◆ **Objectives**
**1)** Reproduce verbatim the portion of the essay on abandoned political and religious convictions between "I was never a" and "of my life.", inclusive.
**2)** Extend the essay on abandoned political and religious convictions, starting after its final sentence.

◆ **Passage to read**
================================
I was never a fanatic, political or otherwise, but to the extent that I was an ideologue, it was because I believed that whatever was wrong with the world could be largely addressed by political conservatives coming into power, and by the advance of orthodox (i.e., conservative) Catholicism. If only we turned out the liberals in our political system and within the Church, we’d be a lot better off, I thought. I was never that crude about it, because if I had put it to myself that way, I would have seen the folly in that position. So I veiled that position beneath sophistries. But it really was what I believed, and it animated my writing and the passions of my life.
Over the past 10 years, those ideologies died for me. The Bush administration and the Republican Congress shattered any illusion I had about conservative governance and the received wisdom of American conservative doctrine on foreign affairs and the economy. The deep and wide corruption of the institutional Catholic church in the matter of the systematic sexual abuse of children had a similar effect on my religious worldview. Here’s the thing, though: I did not exchange failed ideologies for competing ideologies. I did not become a liberal, in large part because I believe contemporary liberalism is even more wrong than contemporary conservatism. And though I left the Catholic Church for Orthodoxy, I did not invest Orthodox Christianity with the same triumphalist idealism that had been so central to my Catholicism. Whenever I see an Orthodox triumphalist, I think to myself: poor fool, he’ll learn — if he’s lucky.
================================
◆ **Given records**
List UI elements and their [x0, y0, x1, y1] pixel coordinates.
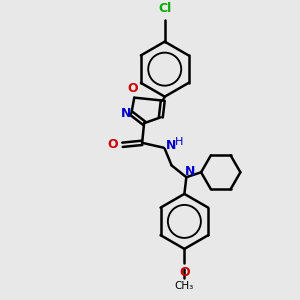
Text: O: O: [127, 82, 138, 95]
Text: N: N: [121, 107, 132, 120]
Text: N: N: [166, 139, 176, 152]
Text: N: N: [185, 165, 195, 178]
Text: O: O: [179, 266, 190, 279]
Text: CH₃: CH₃: [175, 281, 194, 291]
Text: H: H: [175, 137, 183, 147]
Text: Cl: Cl: [158, 2, 171, 15]
Text: O: O: [107, 138, 118, 151]
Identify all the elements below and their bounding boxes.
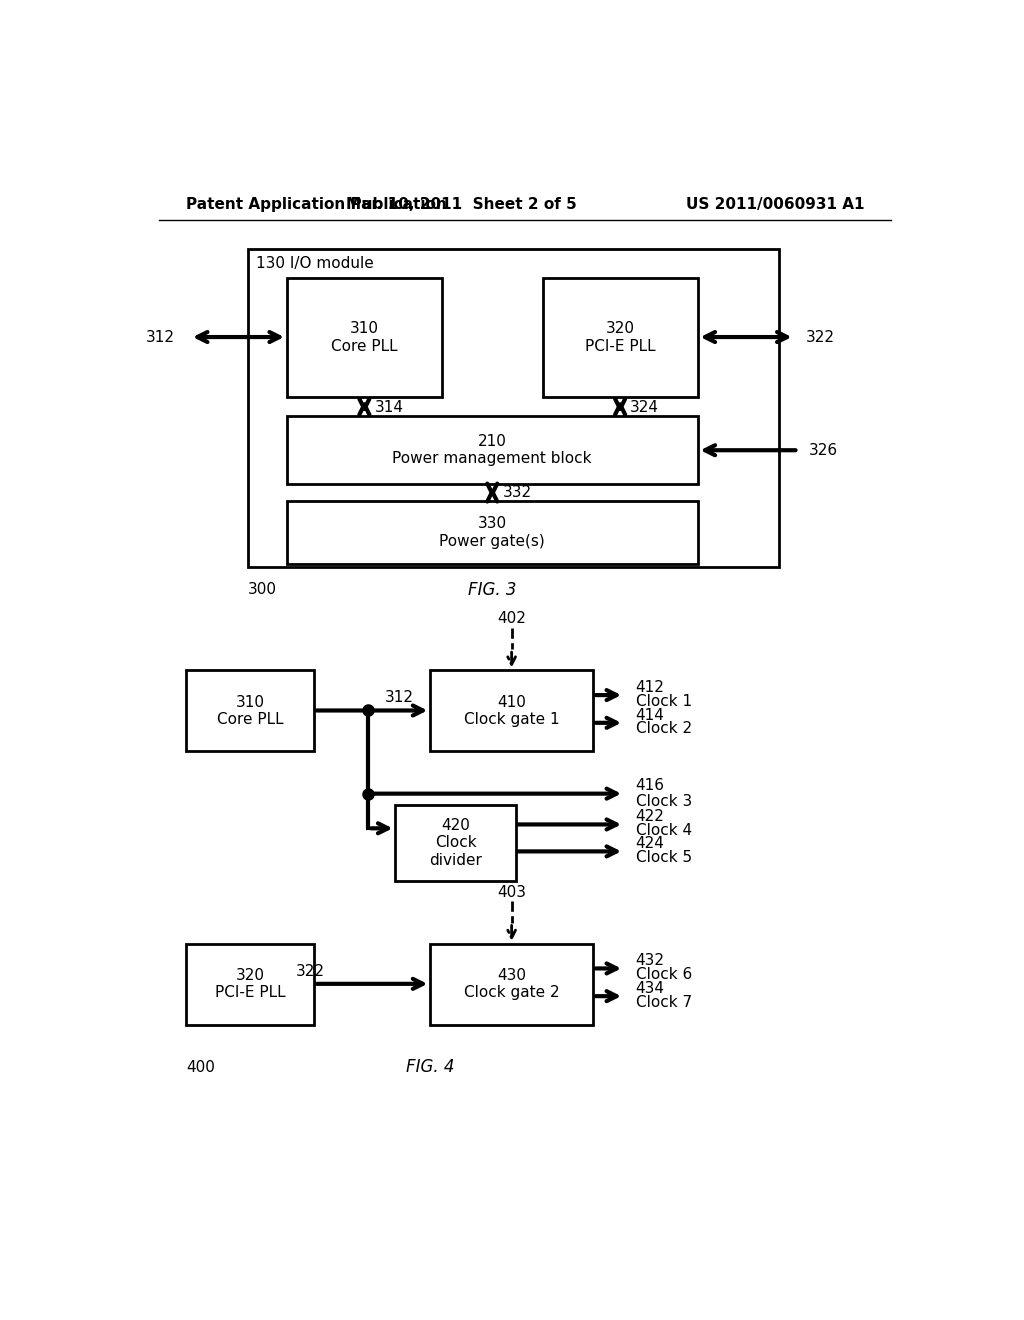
Text: 430
Clock gate 2: 430 Clock gate 2 [464,968,559,1001]
Text: Clock 1: Clock 1 [636,694,692,709]
Text: 420
Clock
divider: 420 Clock divider [429,818,482,867]
Bar [186,944,314,1024]
Text: FIG. 4: FIG. 4 [406,1059,455,1076]
Text: 422: 422 [636,809,665,824]
Bar [543,277,697,397]
Bar [287,277,442,397]
Text: 320
PCI-E PLL: 320 PCI-E PLL [215,968,286,1001]
Text: 410
Clock gate 1: 410 Clock gate 1 [464,694,559,727]
Text: 312: 312 [145,330,174,345]
Text: 414: 414 [636,708,665,722]
Text: Clock 2: Clock 2 [636,722,692,737]
Text: 322: 322 [806,330,836,345]
Text: 424: 424 [636,836,665,851]
Text: 402: 402 [498,611,526,627]
Text: 300: 300 [248,582,278,597]
Text: 403: 403 [497,884,526,900]
Text: 130 I/O module: 130 I/O module [256,256,374,271]
Text: Mar. 10, 2011  Sheet 2 of 5: Mar. 10, 2011 Sheet 2 of 5 [346,197,577,213]
Text: 416: 416 [636,779,665,793]
Text: 412: 412 [636,680,665,694]
Bar [395,805,515,880]
Text: 332: 332 [503,484,531,500]
Text: 312: 312 [385,690,414,705]
Text: 432: 432 [636,953,665,969]
Text: Clock 5: Clock 5 [636,850,692,865]
Text: Clock 6: Clock 6 [636,968,692,982]
Text: 434: 434 [636,981,665,997]
Text: 310
Core PLL: 310 Core PLL [217,694,284,727]
Bar [430,944,593,1024]
Text: Clock 4: Clock 4 [636,824,692,838]
Text: 330
Power gate(s): 330 Power gate(s) [439,516,545,549]
Text: 326: 326 [809,442,838,458]
Text: 400: 400 [186,1060,215,1074]
Text: Clock 7: Clock 7 [636,995,692,1010]
Text: 314: 314 [375,400,403,414]
Text: FIG. 3: FIG. 3 [468,581,516,598]
Bar [186,671,314,751]
Bar [248,249,779,566]
Bar [287,502,697,564]
Text: Clock 3: Clock 3 [636,793,692,809]
Bar [430,671,593,751]
Text: 310
Core PLL: 310 Core PLL [331,321,397,354]
Text: US 2011/0060931 A1: US 2011/0060931 A1 [686,197,864,213]
Text: 210
Power management block: 210 Power management block [392,434,592,466]
Text: 320
PCI-E PLL: 320 PCI-E PLL [585,321,655,354]
Text: 324: 324 [630,400,659,414]
Bar [287,416,697,484]
Text: 322: 322 [296,964,325,979]
Text: Patent Application Publication: Patent Application Publication [186,197,446,213]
================================
◆ **Answers for this exercise**
**1)**
I was never a fanatic, political or otherwise, but to the extent that I was an ideologue, it was because I believed that whatever was wrong with the world could be largely addressed by political conservatives coming into power, and by the advance of orthodox (i.e., conservative) Catholicism. If only we turned out the liberals in our political system and within the Church, we’d be a lot better off, I thought. I was never that crude about it, because if I had put it to myself that way, I would have seen the folly in that position. So I veiled that position beneath sophistries. But it really was what I believed, and it animated my writing and the passions of my life.

**2)**
I find myself exasperated, when I’m not bored, by people in our public life who think and act as if all would be well with us if we would just embrace their ideology. I don’t have cable TV at home, but when I’m at the gym doing an hour on the elliptical trainer, I flip around from channel to channel on the screen attached to the exercise machine. I’ve been outside the world of political argument in the mass media for long enough now to watch these talking heads with amusement and despair. Last night, for example, flipping back and forth between Fox and MSNBC, I found some truth-telling on both channels, but mostly I found a thoroughgoing sense of combative certainty that struck me as, well, a big lie. I mean that not to call the talking heads of left and right deceivers, but rather I mean to call them self-deceivers. I will grant that they’re not cynics (I could be wrong here), but men and women who really do believe what they say. It seems to me, though, that they are so given over to partisanship, to ideology, that they are not reliable guides to the truth, but rather guides to what the ideological position of their own side is, and nothing more.
This is just to say that I don’t believe the world will be much better off if the people from either Fox or MSNBC had their way. I don’t believe the people on Fox and MSNBC have much insight into why things are as they are, and more to the point, I don’t believe they really care. You don’t get on TV unless you are absolutely certain that You Are Right And Good, And They Are Wrong And Bad. I know well about how my own unconscious epistemological biases, clouded by ideology of my personal politics and religion, kept me from seeing things that did not accord with the worldview I held to. To live in truth, or to make the attempt, required giving up and ideological way of approaching the world. It is difficult to do that when you live in the middle of it. And you may live in the middle of nowhere, but if you spend your time immersed in cable television or talk radio, you are living in the middle of it.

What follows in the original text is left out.